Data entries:
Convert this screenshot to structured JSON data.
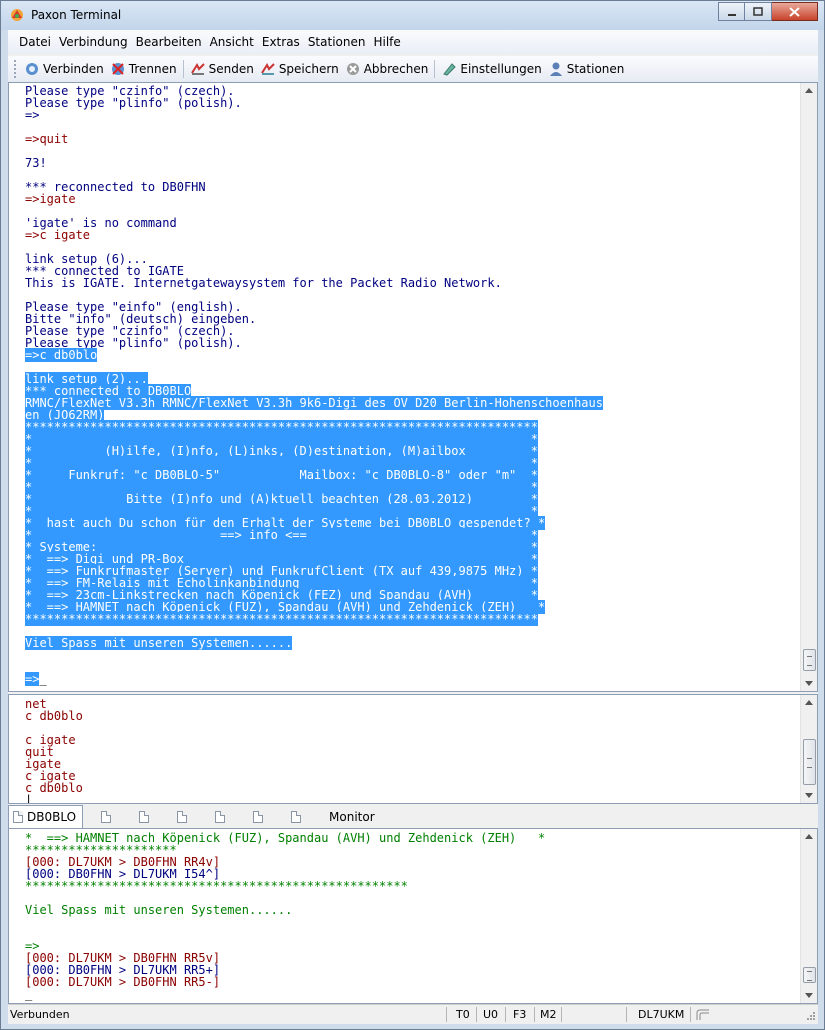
{
  "window": {
    "title": "Paxon Terminal",
    "controls": {
      "minimize": "–",
      "maximize": "□",
      "close": "✕"
    }
  },
  "menu": [
    "Datei",
    "Verbindung",
    "Bearbeiten",
    "Ansicht",
    "Extras",
    "Stationen",
    "Hilfe"
  ],
  "toolbar": {
    "connect": "Verbinden",
    "disconnect": "Trennen",
    "send": "Senden",
    "save": "Speichern",
    "abort": "Abbrechen",
    "settings": "Einstellungen",
    "stations": "Stationen"
  },
  "output_lines": [
    {
      "t": "Please type \"czinfo\" (czech).",
      "c": "blue"
    },
    {
      "t": "Please type \"plinfo\" (polish).",
      "c": "blue"
    },
    {
      "t": "=>",
      "c": "blue"
    },
    {
      "t": "",
      "c": "blue"
    },
    {
      "t": "=>quit",
      "c": "red"
    },
    {
      "t": "",
      "c": "blue"
    },
    {
      "t": "73!",
      "c": "blue"
    },
    {
      "t": "",
      "c": "blue"
    },
    {
      "t": "*** reconnected to DB0FHN",
      "c": "blue"
    },
    {
      "t": "=>igate",
      "c": "red"
    },
    {
      "t": "",
      "c": "blue"
    },
    {
      "t": "'igate' is no command",
      "c": "blue"
    },
    {
      "t": "=>c igate",
      "c": "red"
    },
    {
      "t": "",
      "c": "blue"
    },
    {
      "t": "link setup (6)...",
      "c": "blue"
    },
    {
      "t": "*** connected to IGATE",
      "c": "blue"
    },
    {
      "t": "This is IGATE. Internetgatewaysystem for the Packet Radio Network.",
      "c": "blue"
    },
    {
      "t": "",
      "c": "blue"
    },
    {
      "t": "Please type \"einfo\" (english).",
      "c": "blue"
    },
    {
      "t": "Bitte \"info\" (deutsch) eingeben.",
      "c": "blue"
    },
    {
      "t": "Please type \"czinfo\" (czech).",
      "c": "blue"
    },
    {
      "t": "Please type \"plinfo\" (polish).",
      "c": "blue"
    },
    {
      "t": "=>c db0blo",
      "c": "sel"
    },
    {
      "t": "",
      "c": "sel"
    },
    {
      "t": "link setup (2)...",
      "c": "sel"
    },
    {
      "t": "*** connected to DB0BLO",
      "c": "sel"
    },
    {
      "t": "RMNC/FlexNet V3.3h RMNC/FlexNet V3.3h 9k6-Digi des OV D20 Berlin-Hohenschoenhaus",
      "c": "sel"
    },
    {
      "t": "en (JO62RM)",
      "c": "sel"
    },
    {
      "t": "***********************************************************************",
      "c": "sel"
    },
    {
      "t": "*                                                                     *",
      "c": "sel"
    },
    {
      "t": "*          (H)ilfe, (I)nfo, (L)inks, (D)estination, (M)ailbox         *",
      "c": "sel"
    },
    {
      "t": "*                                                                     *",
      "c": "sel"
    },
    {
      "t": "*     Funkruf: \"c DB0BLO-5\"           Mailbox: \"c DB0BLO-8\" oder \"m\"  *",
      "c": "sel"
    },
    {
      "t": "*                                                                     *",
      "c": "sel"
    },
    {
      "t": "*             Bitte (I)nfo und (A)ktuell beachten (28.03.2012)        *",
      "c": "sel"
    },
    {
      "t": "*                                                                     *",
      "c": "sel"
    },
    {
      "t": "*  hast auch Du schon für den Erhalt der Systeme bei DB0BLO gespendet? *",
      "c": "sel"
    },
    {
      "t": "*                          ==> info <==                               *",
      "c": "sel"
    },
    {
      "t": "* Systeme:                                                            *",
      "c": "sel"
    },
    {
      "t": "*  ==> Digi und PR-Box                                                *",
      "c": "sel"
    },
    {
      "t": "*  ==> Funkrufmaster (Server) und FunkrufClient (TX auf 439,9875 MHz) *",
      "c": "sel"
    },
    {
      "t": "*  ==> FM-Relais mit Echolinkanbindung                                *",
      "c": "sel"
    },
    {
      "t": "*  ==> 23cm-Linkstrecken nach Köpenick (FEZ) und Spandau (AVH)        *",
      "c": "sel"
    },
    {
      "t": "*  ==> HAMNET nach Köpenick (FUZ), Spandau (AVH) und Zehdenick (ZEH)   *",
      "c": "sel"
    },
    {
      "t": "***********************************************************************",
      "c": "sel"
    },
    {
      "t": "",
      "c": "sel"
    },
    {
      "t": "Viel Spass mit unseren Systemen......",
      "c": "sel"
    },
    {
      "t": "",
      "c": "sel"
    },
    {
      "t": "",
      "c": "sel"
    },
    {
      "t": "=>",
      "c": "sel",
      "cursor": "_"
    }
  ],
  "input_lines": [
    "net",
    "c db0blo",
    "",
    "c igate",
    "quit",
    "igate",
    "c igate",
    "c db0blo"
  ],
  "tabs": [
    "DB0BLO",
    "",
    "",
    "",
    "",
    "",
    "",
    "Monitor"
  ],
  "monitor_lines": [
    {
      "t": "*  ==> HAMNET nach Köpenick (FUZ), Spandau (AVH) und Zehdenick (ZEH)   *",
      "c": "green"
    },
    {
      "t": "*********************",
      "c": "green"
    },
    {
      "t": "[000: DL7UKM > DB0FHN RR4v]",
      "c": "red"
    },
    {
      "t": "[000: DB0FHN > DL7UKM I54^]",
      "c": "blue"
    },
    {
      "t": "*****************************************************",
      "c": "green"
    },
    {
      "t": "",
      "c": "green"
    },
    {
      "t": "Viel Spass mit unseren Systemen......",
      "c": "green"
    },
    {
      "t": "",
      "c": "green"
    },
    {
      "t": "",
      "c": "green"
    },
    {
      "t": "=>",
      "c": "green"
    },
    {
      "t": "[000: DL7UKM > DB0FHN RR5v]",
      "c": "red"
    },
    {
      "t": "[000: DB0FHN > DL7UKM RR5+]",
      "c": "blue"
    },
    {
      "t": "[000: DL7UKM > DB0FHN RR5-]",
      "c": "red"
    },
    {
      "t": "_",
      "c": "black"
    }
  ],
  "status": {
    "state": "Verbunden",
    "t": "T0",
    "u": "U0",
    "f": "F3",
    "m": "M2",
    "call": "DL7UKM"
  },
  "colors": {
    "selection": "#3399ff",
    "incoming_text": "#000080",
    "own_text": "#8b0000",
    "monitor_green": "#008000"
  }
}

▸ **Description of the task**
Copy each line of the listing that includes "Digi".

▸ **Output of the task**
      "t": "RMNC/FlexNet V3.3h RMNC/FlexNet V3.3h 9k6-Digi des OV D20 Berlin-Hohenschoenhaus",
      "t": "*  ==> Digi und PR-Box                                                *",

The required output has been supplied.